Again this is all me guessing and speculating. My feeling is that the market hasn't factored most of this in. I DO agree with the premise that there is pretty limited downside from here for the really high quality businesses, such as Tesla. My limited downside though is aroudn $500, though I think <$650 is very, very unlikely. And also something I am reevaluating on a weekly basis.

To your questions - no, its not rational :). And the market can be irrational beyond your ability to remain solvent.


Here is my attempt to remove emotion from the equation:
- QT fundamentally changes the investment money dynamic of the last couple of years. And potentially the last couple of decades. For at least a short time the "Fed Put" isn't in play. We should not assume that the Fed will take action primarily motivated by what the market is doing. There are plenty of younger investors that have never experienced that. How will they react, and will that makes the down move bigger / faster?

- Building on another comment, in a really serious down turn, "everything" will be going down. At some point when margin calls are rolling in, the stuff causing the margin calls isn't worth much / enough, so the good stuff also needs to be sold to meet those calls. Back in '08/'09 that meant I was able to buy a company at 1/2 price; should have been paying 5% annual dividend (easily that quality level) but because of the market sell off, I got it for a 10% dividend (that grew quarterly!). Arguably Tesla has already experienced this, and it is always the case that a market average means that some are better and some are worse off than the average.

- Less money, bad macro, economic recession - these are all things that will contribute to PE compression. I'm in complete agreement with your observations in the first paragraph (just how low can the PE go!?!). Here is where I suggest separating the very short term share price impacts and the longer term.

- I like to remember that in the really bad market downturns, the market has been off 90%. For Tesla that will translate to a $120 share price. If we assume that Tesla will be one of the winners in that sort of crazy situation, then maybe we get $240 or even $360. I don't think that's going to happen - the Fed will step in short of that, but I like to be enough ready that I'm not wiped out; such a price won't last long if Tesla is rolling along as it is now.


As Tesla investors, our buy and hold strategy is unaffected by this noise. We know this too shall pass.

The problem is that its easy to carry that Tesla view into TSLA. When evaluating TSLA we know the long term direction. For the short term though we need to be right about direction, magnitude, and timing. And the market can be irrational longer than we can be solvent.

■ Provided data:

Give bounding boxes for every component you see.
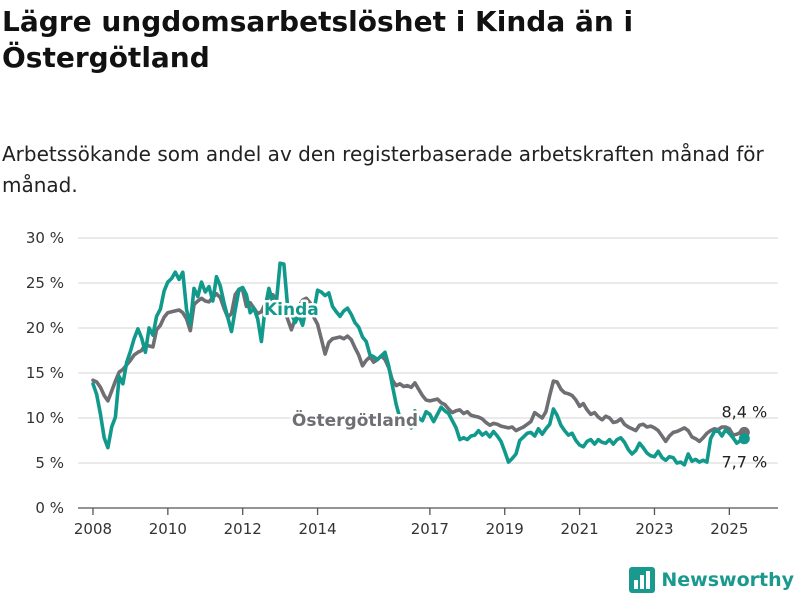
x-tick-label: 2014 — [298, 520, 336, 538]
x-tick-label: 2025 — [710, 520, 748, 538]
brand-name: Newsworthy — [661, 569, 794, 591]
x-tick-label: 2008 — [74, 520, 112, 538]
gridlines — [78, 237, 778, 509]
bar-chart-icon — [629, 567, 656, 593]
series-line--sterg-tland — [91, 287, 747, 444]
end-value-label: 8,4 % — [721, 402, 767, 421]
series-line-kinda — [91, 261, 747, 467]
x-tick-label: 2019 — [486, 520, 524, 538]
y-tick-label: 5 % — [35, 454, 64, 472]
series-lines — [91, 261, 750, 467]
series-label: Östergötland — [292, 409, 418, 431]
x-tick-label: 2010 — [149, 520, 187, 538]
y-tick-label: 30 % — [26, 229, 64, 247]
y-tick-label: 15 % — [26, 364, 64, 382]
x-axis-ticks: 2008 2010 2012 2014 2017 2019 2021 2023 2025 — [74, 508, 748, 538]
chart-subtitle: Arbetssökande som andel av den registerb… — [2, 142, 764, 197]
x-tick-label: 2023 — [635, 520, 673, 538]
x-tick-label: 2021 — [561, 520, 599, 538]
chart-title: Lägre ungdomsarbetslöshet i Kinda än i Ö… — [2, 5, 634, 74]
y-tick-label: 10 % — [26, 409, 64, 427]
series-label: Kinda — [264, 300, 319, 320]
brand-logo: Newsworthy — [629, 566, 794, 594]
x-tick-label: 2012 — [224, 520, 262, 538]
y-tick-label: 20 % — [26, 319, 64, 337]
y-tick-label: 25 % — [26, 274, 64, 292]
y-tick-label: 0 % — [35, 499, 64, 517]
series-labels: Östergötland 8,4 % Kinda 7,7 % — [261, 298, 767, 472]
end-point-marker — [738, 433, 750, 445]
y-axis-ticks: 0 % 5 % 10 % 15 % 20 % 25 % 30 % — [26, 229, 64, 517]
x-tick-label: 2017 — [411, 520, 449, 538]
end-value-label: 7,7 % — [721, 453, 767, 472]
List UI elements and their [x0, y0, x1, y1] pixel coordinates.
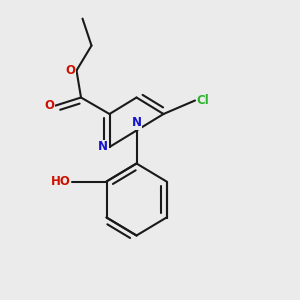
Text: Cl: Cl [196, 94, 209, 107]
Text: O: O [44, 99, 54, 112]
Text: O: O [65, 64, 75, 77]
Text: N: N [98, 140, 108, 154]
Text: N: N [131, 116, 142, 129]
Text: HO: HO [51, 175, 70, 188]
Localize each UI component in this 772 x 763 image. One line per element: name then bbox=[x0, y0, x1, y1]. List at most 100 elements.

■ Objective: Can you condense the paragraph of the text on Tesla stock that begins "Building on another comment" into a short bulleted list of its main points? The records are material apart from the text on Tesla stock.

■ Final answer:
- In a very serious downturn, almost everything falls.
- When margin calls come in and the assets behind them aren't worth enough, good holdings must also be sold to meet them.
- In '08/'09, this let the writer buy a company at half price, getting a 10% dividend (which grew quarterly) instead of the 5% it should have paid.
- Tesla has arguably already gone through this, and a market average always means some do better and some worse than the average.